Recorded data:
>>>
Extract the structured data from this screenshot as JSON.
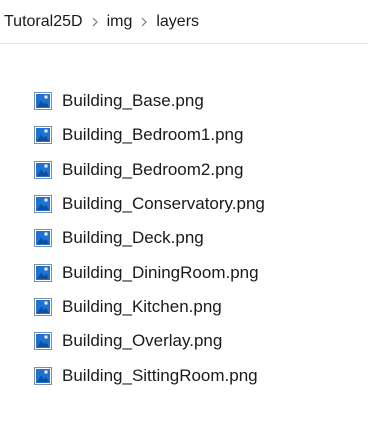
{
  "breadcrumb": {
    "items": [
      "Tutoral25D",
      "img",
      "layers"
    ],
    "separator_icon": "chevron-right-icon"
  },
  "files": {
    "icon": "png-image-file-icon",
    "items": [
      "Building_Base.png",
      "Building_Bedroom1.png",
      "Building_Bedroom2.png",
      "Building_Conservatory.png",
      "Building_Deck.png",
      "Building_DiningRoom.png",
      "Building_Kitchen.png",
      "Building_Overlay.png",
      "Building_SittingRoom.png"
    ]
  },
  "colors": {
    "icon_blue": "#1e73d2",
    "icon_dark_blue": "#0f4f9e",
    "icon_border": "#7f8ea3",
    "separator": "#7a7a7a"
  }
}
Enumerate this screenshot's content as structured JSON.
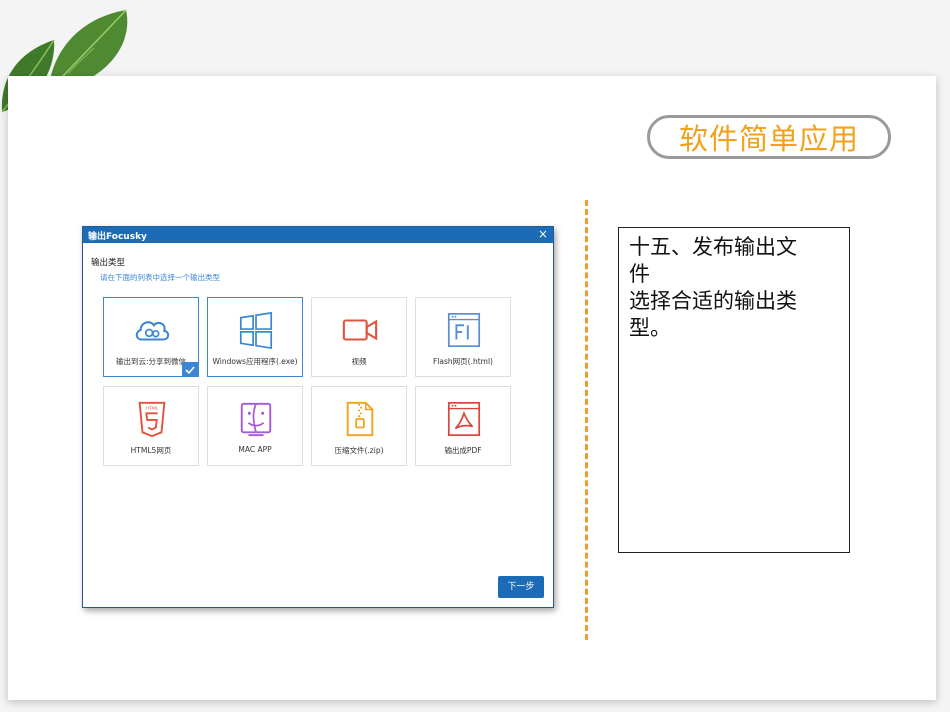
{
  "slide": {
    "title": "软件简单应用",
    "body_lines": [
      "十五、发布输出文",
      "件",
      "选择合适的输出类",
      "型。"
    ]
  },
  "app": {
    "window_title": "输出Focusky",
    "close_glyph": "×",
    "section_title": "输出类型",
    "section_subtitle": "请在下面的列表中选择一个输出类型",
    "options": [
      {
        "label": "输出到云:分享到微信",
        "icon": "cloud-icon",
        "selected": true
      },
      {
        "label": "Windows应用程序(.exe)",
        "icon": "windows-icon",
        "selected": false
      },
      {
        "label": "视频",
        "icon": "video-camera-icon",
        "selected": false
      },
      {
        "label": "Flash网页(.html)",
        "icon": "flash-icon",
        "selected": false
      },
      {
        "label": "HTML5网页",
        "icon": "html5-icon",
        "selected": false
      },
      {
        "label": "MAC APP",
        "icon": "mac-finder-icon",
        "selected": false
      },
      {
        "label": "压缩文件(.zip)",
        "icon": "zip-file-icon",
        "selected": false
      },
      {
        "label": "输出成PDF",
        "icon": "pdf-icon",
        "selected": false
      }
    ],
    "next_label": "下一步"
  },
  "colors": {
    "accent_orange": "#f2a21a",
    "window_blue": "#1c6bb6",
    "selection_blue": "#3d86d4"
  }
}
<<<
» **REQUIREMENT**: Exactly the lines from the one containing "Enumerate this screenshot's" to the final line of the entries are wanted; please write them out, both ends included, but not the pictures.

» **SOLUTION TO THIS TASK**:
Enumerate this screenshot's content as structured JSON.
{
  "slide": {
    "title": "软件简单应用",
    "body_lines": [
      "十五、发布输出文",
      "件",
      "选择合适的输出类",
      "型。"
    ]
  },
  "app": {
    "window_title": "输出Focusky",
    "close_glyph": "×",
    "section_title": "输出类型",
    "section_subtitle": "请在下面的列表中选择一个输出类型",
    "options": [
      {
        "label": "输出到云:分享到微信",
        "icon": "cloud-icon",
        "selected": true
      },
      {
        "label": "Windows应用程序(.exe)",
        "icon": "windows-icon",
        "selected": false
      },
      {
        "label": "视频",
        "icon": "video-camera-icon",
        "selected": false
      },
      {
        "label": "Flash网页(.html)",
        "icon": "flash-icon",
        "selected": false
      },
      {
        "label": "HTML5网页",
        "icon": "html5-icon",
        "selected": false
      },
      {
        "label": "MAC APP",
        "icon": "mac-finder-icon",
        "selected": false
      },
      {
        "label": "压缩文件(.zip)",
        "icon": "zip-file-icon",
        "selected": false
      },
      {
        "label": "输出成PDF",
        "icon": "pdf-icon",
        "selected": false
      }
    ],
    "next_label": "下一步"
  },
  "colors": {
    "accent_orange": "#f2a21a",
    "window_blue": "#1c6bb6",
    "selection_blue": "#3d86d4"
  }
}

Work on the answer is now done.